Stored items
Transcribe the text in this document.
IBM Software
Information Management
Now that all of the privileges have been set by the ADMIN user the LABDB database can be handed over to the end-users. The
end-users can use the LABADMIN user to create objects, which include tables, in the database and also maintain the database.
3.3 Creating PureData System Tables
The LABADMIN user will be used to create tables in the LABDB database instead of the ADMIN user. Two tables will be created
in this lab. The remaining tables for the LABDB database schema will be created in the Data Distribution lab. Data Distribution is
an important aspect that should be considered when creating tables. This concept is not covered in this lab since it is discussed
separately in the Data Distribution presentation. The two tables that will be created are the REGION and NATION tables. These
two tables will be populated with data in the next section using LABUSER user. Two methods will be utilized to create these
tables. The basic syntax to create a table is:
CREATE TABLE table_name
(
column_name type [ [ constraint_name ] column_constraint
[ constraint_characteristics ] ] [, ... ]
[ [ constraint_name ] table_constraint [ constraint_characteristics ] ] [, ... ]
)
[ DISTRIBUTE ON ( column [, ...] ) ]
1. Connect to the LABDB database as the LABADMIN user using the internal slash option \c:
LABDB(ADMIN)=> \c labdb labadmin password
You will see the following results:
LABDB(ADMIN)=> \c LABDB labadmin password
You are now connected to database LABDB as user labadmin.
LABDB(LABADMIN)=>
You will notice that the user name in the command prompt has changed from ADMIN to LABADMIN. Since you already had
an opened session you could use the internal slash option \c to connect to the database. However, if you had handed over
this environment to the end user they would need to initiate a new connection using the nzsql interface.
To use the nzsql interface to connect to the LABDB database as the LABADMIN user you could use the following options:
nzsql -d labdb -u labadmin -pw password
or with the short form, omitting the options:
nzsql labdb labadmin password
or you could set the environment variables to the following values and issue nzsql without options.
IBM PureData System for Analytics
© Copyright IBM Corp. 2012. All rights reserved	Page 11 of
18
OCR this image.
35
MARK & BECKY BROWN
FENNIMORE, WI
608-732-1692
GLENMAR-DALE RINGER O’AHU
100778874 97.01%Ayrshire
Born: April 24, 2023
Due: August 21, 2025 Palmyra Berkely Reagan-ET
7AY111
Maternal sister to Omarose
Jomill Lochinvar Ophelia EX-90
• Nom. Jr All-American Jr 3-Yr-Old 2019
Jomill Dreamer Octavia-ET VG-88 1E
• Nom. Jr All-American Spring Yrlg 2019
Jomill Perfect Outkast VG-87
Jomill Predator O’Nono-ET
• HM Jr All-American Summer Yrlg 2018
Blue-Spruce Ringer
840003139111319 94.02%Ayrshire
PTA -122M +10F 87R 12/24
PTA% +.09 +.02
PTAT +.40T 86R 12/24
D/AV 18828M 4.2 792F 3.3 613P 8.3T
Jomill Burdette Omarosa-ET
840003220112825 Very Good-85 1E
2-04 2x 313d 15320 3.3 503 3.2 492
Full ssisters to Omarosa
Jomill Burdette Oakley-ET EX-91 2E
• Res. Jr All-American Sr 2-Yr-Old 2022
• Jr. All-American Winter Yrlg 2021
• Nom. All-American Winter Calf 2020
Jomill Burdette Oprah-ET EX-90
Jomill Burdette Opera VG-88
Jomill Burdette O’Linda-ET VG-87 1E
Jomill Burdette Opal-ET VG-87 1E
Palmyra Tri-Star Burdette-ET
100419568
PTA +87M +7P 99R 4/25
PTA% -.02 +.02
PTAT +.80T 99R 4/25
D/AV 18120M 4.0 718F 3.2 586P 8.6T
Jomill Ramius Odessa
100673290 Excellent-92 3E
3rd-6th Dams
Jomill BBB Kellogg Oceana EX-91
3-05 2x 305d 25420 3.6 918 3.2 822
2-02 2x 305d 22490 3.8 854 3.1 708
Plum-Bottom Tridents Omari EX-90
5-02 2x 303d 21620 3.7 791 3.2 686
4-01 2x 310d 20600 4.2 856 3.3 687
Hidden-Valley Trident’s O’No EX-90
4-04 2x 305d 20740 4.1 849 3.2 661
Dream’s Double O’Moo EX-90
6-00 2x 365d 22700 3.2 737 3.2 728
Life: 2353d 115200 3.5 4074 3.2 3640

▸ **WHAT NEEDS TO BE DONE**:
Write the listing out again, exactly as it reads.

▸ **OUTPUT FOR THIS TASK**:
Transcribe the text in this document.
IBM Software
Information Management
Now that all of the privileges have been set by the ADMIN user the LABDB database can be handed over to the end-users. The
end-users can use the LABADMIN user to create objects, which include tables, in the database and also maintain the database.
3.3 Creating PureData System Tables
The LABADMIN user will be used to create tables in the LABDB database instead of the ADMIN user. Two tables will be created
in this lab. The remaining tables for the LABDB database schema will be created in the Data Distribution lab. Data Distribution is
an important aspect that should be considered when creating tables. This concept is not covered in this lab since it is discussed
separately in the Data Distribution presentation. The two tables that will be created are the REGION and NATION tables. These
two tables will be populated with data in the next section using LABUSER user. Two methods will be utilized to create these
tables. The basic syntax to create a table is:
CREATE TABLE table_name
(
column_name type [ [ constraint_name ] column_constraint
[ constraint_characteristics ] ] [, ... ]
[ [ constraint_name ] table_constraint [ constraint_characteristics ] ] [, ... ]
)
[ DISTRIBUTE ON ( column [, ...] ) ]
1. Connect to the LABDB database as the LABADMIN user using the internal slash option \c:
LABDB(ADMIN)=> \c labdb labadmin password
You will see the following results:
LABDB(ADMIN)=> \c LABDB labadmin password
You are now connected to database LABDB as user labadmin.
LABDB(LABADMIN)=>
You will notice that the user name in the command prompt has changed from ADMIN to LABADMIN. Since you already had
an opened session you could use the internal slash option \c to connect to the database. However, if you had handed over
this environment to the end user they would need to initiate a new connection using the nzsql interface.
To use the nzsql interface to connect to the LABDB database as the LABADMIN user you could use the following options:
nzsql -d labdb -u labadmin -pw password
or with the short form, omitting the options:
nzsql labdb labadmin password
or you could set the environment variables to the following values and issue nzsql without options.
IBM PureData System for Analytics
© Copyright IBM Corp. 2012. All rights reserved	Page 11 of
18
OCR this image.
35
MARK & BECKY BROWN
FENNIMORE, WI
608-732-1692
GLENMAR-DALE RINGER O’AHU
100778874 97.01%Ayrshire
Born: April 24, 2023
Due: August 21, 2025 Palmyra Berkely Reagan-ET
7AY111
Maternal sister to Omarose
Jomill Lochinvar Ophelia EX-90
• Nom. Jr All-American Jr 3-Yr-Old 2019
Jomill Dreamer Octavia-ET VG-88 1E
• Nom. Jr All-American Spring Yrlg 2019
Jomill Perfect Outkast VG-87
Jomill Predator O’Nono-ET
• HM Jr All-American Summer Yrlg 2018
Blue-Spruce Ringer
840003139111319 94.02%Ayrshire
PTA -122M +10F 87R 12/24
PTA% +.09 +.02
PTAT +.40T 86R 12/24
D/AV 18828M 4.2 792F 3.3 613P 8.3T
Jomill Burdette Omarosa-ET
840003220112825 Very Good-85 1E
2-04 2x 313d 15320 3.3 503 3.2 492
Full ssisters to Omarosa
Jomill Burdette Oakley-ET EX-91 2E
• Res. Jr All-American Sr 2-Yr-Old 2022
• Jr. All-American Winter Yrlg 2021
• Nom. All-American Winter Calf 2020
Jomill Burdette Oprah-ET EX-90
Jomill Burdette Opera VG-88
Jomill Burdette O’Linda-ET VG-87 1E
Jomill Burdette Opal-ET VG-87 1E
Palmyra Tri-Star Burdette-ET
100419568
PTA +87M +7P 99R 4/25
PTA% -.02 +.02
PTAT +.80T 99R 4/25
D/AV 18120M 4.0 718F 3.2 586P 8.6T
Jomill Ramius Odessa
100673290 Excellent-92 3E
3rd-6th Dams
Jomill BBB Kellogg Oceana EX-91
3-05 2x 305d 25420 3.6 918 3.2 822
2-02 2x 305d 22490 3.8 854 3.1 708
Plum-Bottom Tridents Omari EX-90
5-02 2x 303d 21620 3.7 791 3.2 686
4-01 2x 310d 20600 4.2 856 3.3 687
Hidden-Valley Trident’s O’No EX-90
4-04 2x 305d 20740 4.1 849 3.2 661
Dream’s Double O’Moo EX-90
6-00 2x 365d 22700 3.2 737 3.2 728
Life: 2353d 115200 3.5 4074 3.2 3640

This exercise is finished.